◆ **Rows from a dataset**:
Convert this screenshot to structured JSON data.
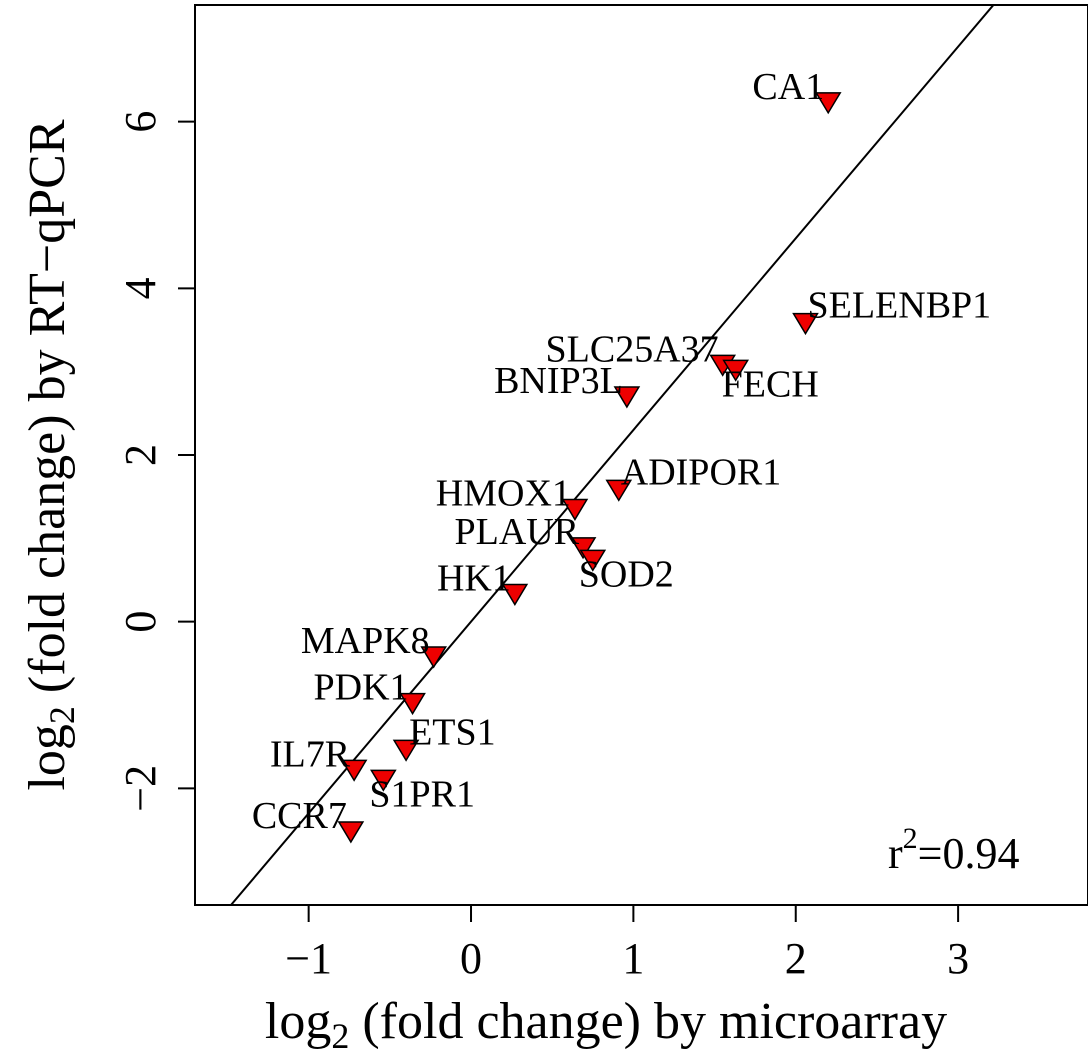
{
  "chart_data": {
    "type": "scatter",
    "xlabel": {
      "prefix": "log",
      "sub": "2",
      "suffix": " (fold change) by microarray"
    },
    "ylabel": {
      "prefix": "log",
      "sub": "2",
      "suffix": " (fold change) by RT−qPCR"
    },
    "xlim": [
      -1.7,
      3.8
    ],
    "ylim": [
      -3.4,
      7.4
    ],
    "xticks": [
      {
        "value": -1,
        "label": "−1"
      },
      {
        "value": 0,
        "label": "0"
      },
      {
        "value": 1,
        "label": "1"
      },
      {
        "value": 2,
        "label": "2"
      },
      {
        "value": 3,
        "label": "3"
      }
    ],
    "yticks": [
      {
        "value": -2,
        "label": "−2"
      },
      {
        "value": 0,
        "label": "0"
      },
      {
        "value": 2,
        "label": "2"
      },
      {
        "value": 4,
        "label": "4"
      },
      {
        "value": 6,
        "label": "6"
      }
    ],
    "grid": false,
    "marker": "downward-triangle",
    "marker_color": "#ee0000",
    "marker_edge": "#000000",
    "fit_line": {
      "intercept": 0.0,
      "slope": 2.3
    },
    "annotation": {
      "prefix": "r",
      "sup": "2",
      "suffix": "=0.94"
    },
    "points": [
      {
        "label": "CA1",
        "x": 2.2,
        "y": 6.25,
        "label_pos": "left"
      },
      {
        "label": "SELENBP1",
        "x": 2.06,
        "y": 3.6,
        "label_pos": "right"
      },
      {
        "label": "SLC25A37",
        "x": 1.55,
        "y": 3.1,
        "label_pos": "left"
      },
      {
        "label": "FECH",
        "x": 1.63,
        "y": 3.04,
        "label_pos": "below"
      },
      {
        "label": "BNIP3L",
        "x": 0.96,
        "y": 2.72,
        "label_pos": "left"
      },
      {
        "label": "ADIPOR1",
        "x": 0.91,
        "y": 1.6,
        "label_pos": "right"
      },
      {
        "label": "HMOX1",
        "x": 0.64,
        "y": 1.37,
        "label_pos": "left"
      },
      {
        "label": "PLAUR",
        "x": 0.69,
        "y": 0.91,
        "label_pos": "left"
      },
      {
        "label": "SOD2",
        "x": 0.75,
        "y": 0.76,
        "label_pos": "below"
      },
      {
        "label": "HK1",
        "x": 0.27,
        "y": 0.35,
        "label_pos": "left"
      },
      {
        "label": "MAPK8",
        "x": -0.23,
        "y": -0.4,
        "label_pos": "left"
      },
      {
        "label": "PDK1",
        "x": -0.36,
        "y": -0.96,
        "label_pos": "left"
      },
      {
        "label": "ETS1",
        "x": -0.4,
        "y": -1.52,
        "label_pos": "above-right"
      },
      {
        "label": "IL7R",
        "x": -0.72,
        "y": -1.76,
        "label_pos": "left"
      },
      {
        "label": "S1PR1",
        "x": -0.54,
        "y": -1.88,
        "label_pos": "below"
      },
      {
        "label": "CCR7",
        "x": -0.74,
        "y": -2.5,
        "label_pos": "left"
      }
    ]
  }
}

◆ **GOAL OF THE EXERCISE**:
Check every line of the entries above for the word "suffix" and report how many lines contain it, giving the number only.

◆ **WRITTEN SOLUTION**:
3